━━━ RAW RECORDS

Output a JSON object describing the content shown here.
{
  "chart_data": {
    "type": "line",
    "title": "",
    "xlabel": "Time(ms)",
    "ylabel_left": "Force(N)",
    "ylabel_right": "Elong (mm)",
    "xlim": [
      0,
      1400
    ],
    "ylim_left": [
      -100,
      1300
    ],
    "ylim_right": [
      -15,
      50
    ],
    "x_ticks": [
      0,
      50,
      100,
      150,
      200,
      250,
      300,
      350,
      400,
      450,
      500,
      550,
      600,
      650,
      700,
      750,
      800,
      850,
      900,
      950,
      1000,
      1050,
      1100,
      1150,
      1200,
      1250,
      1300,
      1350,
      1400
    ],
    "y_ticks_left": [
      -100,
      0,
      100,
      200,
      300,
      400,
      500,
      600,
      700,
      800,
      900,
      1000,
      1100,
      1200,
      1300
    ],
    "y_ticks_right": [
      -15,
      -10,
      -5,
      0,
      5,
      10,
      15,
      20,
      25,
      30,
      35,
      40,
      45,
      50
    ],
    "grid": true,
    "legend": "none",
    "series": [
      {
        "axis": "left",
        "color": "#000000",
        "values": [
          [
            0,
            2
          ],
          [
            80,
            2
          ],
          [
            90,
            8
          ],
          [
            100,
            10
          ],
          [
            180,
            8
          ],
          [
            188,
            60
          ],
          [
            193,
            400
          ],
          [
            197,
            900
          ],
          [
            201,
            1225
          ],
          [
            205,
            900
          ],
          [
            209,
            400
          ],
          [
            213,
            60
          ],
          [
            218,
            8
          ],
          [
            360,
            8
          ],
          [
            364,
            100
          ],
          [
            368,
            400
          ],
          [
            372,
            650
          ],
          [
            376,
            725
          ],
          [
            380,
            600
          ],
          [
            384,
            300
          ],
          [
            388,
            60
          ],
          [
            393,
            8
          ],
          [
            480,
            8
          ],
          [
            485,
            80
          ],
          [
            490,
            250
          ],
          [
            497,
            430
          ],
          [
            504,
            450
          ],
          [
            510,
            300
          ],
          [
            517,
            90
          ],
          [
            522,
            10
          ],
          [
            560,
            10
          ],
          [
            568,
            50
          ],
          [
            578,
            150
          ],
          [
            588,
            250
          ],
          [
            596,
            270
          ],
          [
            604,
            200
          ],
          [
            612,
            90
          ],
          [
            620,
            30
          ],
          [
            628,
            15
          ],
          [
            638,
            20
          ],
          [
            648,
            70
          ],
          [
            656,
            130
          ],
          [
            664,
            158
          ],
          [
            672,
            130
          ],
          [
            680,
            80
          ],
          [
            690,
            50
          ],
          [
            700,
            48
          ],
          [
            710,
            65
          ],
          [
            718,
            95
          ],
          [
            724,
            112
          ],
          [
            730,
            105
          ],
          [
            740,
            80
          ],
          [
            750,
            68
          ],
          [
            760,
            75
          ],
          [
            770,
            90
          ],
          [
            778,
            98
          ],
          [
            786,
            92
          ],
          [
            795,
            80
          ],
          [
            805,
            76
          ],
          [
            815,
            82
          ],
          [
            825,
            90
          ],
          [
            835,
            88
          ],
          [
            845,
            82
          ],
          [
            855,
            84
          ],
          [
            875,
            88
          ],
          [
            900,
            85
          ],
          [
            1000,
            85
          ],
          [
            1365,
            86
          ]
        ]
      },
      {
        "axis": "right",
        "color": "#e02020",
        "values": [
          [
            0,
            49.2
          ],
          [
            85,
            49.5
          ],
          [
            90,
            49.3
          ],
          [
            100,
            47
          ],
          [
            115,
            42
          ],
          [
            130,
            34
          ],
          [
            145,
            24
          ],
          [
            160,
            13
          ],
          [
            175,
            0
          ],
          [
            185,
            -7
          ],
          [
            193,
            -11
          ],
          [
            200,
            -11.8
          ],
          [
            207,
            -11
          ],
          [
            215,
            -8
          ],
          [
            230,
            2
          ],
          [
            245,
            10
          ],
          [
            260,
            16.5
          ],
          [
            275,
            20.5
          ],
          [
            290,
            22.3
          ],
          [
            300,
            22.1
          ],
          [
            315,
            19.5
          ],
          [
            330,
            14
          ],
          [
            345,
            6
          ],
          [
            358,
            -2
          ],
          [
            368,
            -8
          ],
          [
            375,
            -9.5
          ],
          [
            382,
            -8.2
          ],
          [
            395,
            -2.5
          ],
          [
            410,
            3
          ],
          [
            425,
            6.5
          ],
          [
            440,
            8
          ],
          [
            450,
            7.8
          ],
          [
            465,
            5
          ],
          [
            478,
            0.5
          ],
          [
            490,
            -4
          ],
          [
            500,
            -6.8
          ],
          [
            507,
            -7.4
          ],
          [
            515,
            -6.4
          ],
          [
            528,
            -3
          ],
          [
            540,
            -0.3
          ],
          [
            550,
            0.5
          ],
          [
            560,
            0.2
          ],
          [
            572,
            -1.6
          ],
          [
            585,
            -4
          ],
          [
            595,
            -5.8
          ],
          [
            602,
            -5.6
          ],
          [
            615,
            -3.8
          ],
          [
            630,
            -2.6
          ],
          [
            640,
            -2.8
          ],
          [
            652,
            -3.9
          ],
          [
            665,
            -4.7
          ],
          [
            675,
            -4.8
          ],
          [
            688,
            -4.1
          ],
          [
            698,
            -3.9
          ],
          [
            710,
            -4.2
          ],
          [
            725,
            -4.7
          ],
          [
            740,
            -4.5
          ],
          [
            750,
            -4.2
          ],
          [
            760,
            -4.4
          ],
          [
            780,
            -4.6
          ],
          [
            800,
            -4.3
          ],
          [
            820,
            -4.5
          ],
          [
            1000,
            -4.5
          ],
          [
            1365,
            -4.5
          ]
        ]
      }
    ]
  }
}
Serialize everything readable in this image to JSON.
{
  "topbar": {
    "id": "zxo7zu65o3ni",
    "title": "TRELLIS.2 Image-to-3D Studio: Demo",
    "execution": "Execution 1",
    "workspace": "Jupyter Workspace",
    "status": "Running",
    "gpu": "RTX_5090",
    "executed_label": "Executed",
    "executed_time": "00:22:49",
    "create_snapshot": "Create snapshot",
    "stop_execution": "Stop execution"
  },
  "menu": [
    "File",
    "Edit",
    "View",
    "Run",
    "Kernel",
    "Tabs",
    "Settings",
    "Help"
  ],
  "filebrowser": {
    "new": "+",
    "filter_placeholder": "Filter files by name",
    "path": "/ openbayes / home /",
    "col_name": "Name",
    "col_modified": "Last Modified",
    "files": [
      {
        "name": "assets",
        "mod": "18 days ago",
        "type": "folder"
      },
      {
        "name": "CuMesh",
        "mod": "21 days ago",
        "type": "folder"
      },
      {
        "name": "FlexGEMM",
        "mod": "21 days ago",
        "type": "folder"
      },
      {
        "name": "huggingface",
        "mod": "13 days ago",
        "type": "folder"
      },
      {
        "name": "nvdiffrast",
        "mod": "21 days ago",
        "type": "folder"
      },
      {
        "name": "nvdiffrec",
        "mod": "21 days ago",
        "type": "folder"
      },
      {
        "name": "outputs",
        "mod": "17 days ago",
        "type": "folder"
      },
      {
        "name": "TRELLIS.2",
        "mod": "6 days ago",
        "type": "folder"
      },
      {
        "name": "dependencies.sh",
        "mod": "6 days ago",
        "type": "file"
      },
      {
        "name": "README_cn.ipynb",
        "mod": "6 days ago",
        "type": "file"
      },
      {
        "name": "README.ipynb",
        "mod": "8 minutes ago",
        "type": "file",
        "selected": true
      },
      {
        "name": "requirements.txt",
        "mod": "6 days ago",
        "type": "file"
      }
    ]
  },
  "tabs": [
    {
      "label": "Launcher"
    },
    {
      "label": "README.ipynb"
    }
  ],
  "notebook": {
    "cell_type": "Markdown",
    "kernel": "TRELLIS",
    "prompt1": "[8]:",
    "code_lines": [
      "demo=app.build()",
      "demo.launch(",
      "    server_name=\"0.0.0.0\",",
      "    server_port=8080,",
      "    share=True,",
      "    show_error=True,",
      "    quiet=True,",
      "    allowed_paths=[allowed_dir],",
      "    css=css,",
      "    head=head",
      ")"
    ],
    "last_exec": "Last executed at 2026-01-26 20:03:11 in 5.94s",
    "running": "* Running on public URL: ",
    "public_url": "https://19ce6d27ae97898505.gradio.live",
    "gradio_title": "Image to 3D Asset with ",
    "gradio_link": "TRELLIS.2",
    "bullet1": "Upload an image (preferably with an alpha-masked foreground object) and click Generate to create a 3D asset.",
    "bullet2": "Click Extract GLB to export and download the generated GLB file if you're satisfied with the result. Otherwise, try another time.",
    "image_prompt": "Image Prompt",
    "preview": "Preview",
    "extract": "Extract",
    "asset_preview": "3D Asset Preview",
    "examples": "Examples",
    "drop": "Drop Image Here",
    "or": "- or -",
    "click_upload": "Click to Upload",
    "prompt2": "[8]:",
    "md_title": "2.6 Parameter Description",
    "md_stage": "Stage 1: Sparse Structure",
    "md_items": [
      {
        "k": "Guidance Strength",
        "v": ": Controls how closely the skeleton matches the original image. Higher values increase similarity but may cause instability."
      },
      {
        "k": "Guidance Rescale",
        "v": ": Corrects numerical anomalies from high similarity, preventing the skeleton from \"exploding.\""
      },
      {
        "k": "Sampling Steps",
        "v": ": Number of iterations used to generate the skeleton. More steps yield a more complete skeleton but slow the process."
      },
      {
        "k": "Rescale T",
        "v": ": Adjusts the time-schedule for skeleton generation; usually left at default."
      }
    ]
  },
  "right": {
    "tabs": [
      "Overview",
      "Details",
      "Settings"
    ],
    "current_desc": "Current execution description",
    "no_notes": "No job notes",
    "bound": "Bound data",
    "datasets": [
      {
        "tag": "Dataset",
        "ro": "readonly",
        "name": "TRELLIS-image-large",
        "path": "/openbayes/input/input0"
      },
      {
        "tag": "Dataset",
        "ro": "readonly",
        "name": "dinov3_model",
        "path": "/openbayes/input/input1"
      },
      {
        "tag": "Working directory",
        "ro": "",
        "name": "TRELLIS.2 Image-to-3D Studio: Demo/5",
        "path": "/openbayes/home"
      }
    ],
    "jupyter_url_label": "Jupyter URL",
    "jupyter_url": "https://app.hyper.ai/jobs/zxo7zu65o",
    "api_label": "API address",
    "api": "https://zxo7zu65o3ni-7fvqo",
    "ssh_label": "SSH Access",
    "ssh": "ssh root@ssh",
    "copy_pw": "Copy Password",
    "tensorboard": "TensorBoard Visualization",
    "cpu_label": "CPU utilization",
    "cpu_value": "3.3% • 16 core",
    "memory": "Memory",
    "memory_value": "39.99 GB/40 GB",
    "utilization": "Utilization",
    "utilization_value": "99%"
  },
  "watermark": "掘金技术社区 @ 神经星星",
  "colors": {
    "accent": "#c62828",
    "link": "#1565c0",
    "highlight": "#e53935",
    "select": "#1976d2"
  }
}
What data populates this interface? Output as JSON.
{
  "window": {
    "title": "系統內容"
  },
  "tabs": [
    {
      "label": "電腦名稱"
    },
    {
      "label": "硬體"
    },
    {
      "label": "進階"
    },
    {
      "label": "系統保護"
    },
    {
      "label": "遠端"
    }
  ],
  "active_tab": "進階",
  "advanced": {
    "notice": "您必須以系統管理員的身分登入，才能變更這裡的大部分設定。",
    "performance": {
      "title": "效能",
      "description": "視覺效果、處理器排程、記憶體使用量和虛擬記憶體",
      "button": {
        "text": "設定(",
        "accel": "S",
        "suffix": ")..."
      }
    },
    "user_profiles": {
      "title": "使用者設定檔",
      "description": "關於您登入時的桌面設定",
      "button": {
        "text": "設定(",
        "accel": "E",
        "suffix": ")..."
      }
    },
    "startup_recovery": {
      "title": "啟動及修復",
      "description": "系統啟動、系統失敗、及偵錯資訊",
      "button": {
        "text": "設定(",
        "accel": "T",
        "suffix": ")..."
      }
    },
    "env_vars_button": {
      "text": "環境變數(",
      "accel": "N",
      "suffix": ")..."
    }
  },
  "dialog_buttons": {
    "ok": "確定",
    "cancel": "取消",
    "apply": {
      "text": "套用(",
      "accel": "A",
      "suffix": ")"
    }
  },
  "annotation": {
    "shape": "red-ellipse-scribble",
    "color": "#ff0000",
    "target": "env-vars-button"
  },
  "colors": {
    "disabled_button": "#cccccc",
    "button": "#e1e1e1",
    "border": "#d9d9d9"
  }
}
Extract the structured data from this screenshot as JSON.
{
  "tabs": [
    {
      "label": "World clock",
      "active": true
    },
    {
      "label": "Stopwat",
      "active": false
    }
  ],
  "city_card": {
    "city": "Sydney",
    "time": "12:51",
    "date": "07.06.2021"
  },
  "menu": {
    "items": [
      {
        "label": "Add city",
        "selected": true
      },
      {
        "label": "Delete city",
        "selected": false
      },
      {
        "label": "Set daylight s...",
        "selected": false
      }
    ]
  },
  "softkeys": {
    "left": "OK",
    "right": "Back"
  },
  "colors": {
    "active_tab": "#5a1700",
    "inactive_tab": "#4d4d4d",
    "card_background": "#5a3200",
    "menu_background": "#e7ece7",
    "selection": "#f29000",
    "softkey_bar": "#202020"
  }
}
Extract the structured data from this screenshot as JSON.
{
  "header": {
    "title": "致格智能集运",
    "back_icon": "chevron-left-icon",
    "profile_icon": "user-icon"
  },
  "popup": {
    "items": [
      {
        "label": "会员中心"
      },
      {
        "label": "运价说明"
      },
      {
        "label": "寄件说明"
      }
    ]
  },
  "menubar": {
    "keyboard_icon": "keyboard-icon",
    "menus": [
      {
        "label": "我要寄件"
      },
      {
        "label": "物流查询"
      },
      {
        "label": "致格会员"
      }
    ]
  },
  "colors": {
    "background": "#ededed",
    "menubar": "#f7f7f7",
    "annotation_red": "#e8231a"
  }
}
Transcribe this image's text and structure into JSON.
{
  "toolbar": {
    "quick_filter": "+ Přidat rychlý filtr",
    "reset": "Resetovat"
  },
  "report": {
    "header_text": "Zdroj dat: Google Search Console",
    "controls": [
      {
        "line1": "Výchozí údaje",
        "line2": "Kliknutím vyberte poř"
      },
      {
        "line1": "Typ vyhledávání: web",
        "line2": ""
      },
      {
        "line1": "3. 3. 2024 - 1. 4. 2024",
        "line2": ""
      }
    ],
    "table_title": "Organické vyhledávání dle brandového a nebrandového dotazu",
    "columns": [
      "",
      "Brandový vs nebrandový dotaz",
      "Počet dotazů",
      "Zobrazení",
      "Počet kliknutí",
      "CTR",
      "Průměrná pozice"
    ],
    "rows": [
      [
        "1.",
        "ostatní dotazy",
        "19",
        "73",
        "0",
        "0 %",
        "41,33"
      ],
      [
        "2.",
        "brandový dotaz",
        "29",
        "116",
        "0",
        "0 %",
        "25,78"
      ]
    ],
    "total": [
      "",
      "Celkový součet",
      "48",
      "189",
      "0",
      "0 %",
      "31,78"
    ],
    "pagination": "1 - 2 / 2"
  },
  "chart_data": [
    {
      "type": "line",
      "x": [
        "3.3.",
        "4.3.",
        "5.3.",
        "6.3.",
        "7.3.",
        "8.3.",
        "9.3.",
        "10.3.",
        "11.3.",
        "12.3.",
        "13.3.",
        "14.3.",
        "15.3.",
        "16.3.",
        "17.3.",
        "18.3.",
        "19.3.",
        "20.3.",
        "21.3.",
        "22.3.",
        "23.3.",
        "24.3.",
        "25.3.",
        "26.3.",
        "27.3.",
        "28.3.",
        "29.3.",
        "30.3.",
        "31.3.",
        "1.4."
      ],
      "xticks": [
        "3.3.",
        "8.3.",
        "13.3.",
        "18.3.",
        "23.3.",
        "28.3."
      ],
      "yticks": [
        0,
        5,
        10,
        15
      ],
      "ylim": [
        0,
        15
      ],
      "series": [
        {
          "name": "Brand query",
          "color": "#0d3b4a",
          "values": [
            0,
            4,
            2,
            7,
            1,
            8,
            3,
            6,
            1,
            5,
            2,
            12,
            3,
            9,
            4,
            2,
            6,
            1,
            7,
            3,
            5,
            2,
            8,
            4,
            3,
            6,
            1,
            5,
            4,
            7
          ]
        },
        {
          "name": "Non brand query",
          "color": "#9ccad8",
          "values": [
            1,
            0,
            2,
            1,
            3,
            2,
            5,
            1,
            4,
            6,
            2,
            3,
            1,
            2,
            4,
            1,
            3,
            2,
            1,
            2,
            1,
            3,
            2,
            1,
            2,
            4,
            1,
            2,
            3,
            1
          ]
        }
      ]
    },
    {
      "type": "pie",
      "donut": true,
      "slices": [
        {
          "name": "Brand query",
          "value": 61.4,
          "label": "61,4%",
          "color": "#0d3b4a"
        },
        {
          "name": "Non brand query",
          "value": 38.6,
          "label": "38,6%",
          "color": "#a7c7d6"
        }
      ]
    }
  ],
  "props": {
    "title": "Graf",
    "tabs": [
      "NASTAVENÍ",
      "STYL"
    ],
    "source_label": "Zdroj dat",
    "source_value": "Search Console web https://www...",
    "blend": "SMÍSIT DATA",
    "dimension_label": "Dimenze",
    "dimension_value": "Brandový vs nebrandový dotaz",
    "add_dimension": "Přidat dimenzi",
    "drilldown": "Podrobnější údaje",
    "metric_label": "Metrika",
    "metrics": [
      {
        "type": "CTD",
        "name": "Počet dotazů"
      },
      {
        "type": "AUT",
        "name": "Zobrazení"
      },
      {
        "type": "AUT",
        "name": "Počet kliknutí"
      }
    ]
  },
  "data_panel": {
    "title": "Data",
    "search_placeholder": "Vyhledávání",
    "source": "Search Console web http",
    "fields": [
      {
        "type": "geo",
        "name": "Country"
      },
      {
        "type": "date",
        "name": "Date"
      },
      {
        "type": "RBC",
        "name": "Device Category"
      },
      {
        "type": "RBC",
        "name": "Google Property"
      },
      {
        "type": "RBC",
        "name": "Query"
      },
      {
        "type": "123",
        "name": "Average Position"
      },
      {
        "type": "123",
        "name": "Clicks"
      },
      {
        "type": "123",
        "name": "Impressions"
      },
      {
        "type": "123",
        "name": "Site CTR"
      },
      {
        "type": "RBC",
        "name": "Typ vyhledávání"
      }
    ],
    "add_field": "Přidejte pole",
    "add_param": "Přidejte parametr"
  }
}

━━━━━━

Copy each line of the listing in which the word "input" can be found.

# SOLUTION BELOW
        "path": "/openbayes/input/input0"
        "path": "/openbayes/input/input1"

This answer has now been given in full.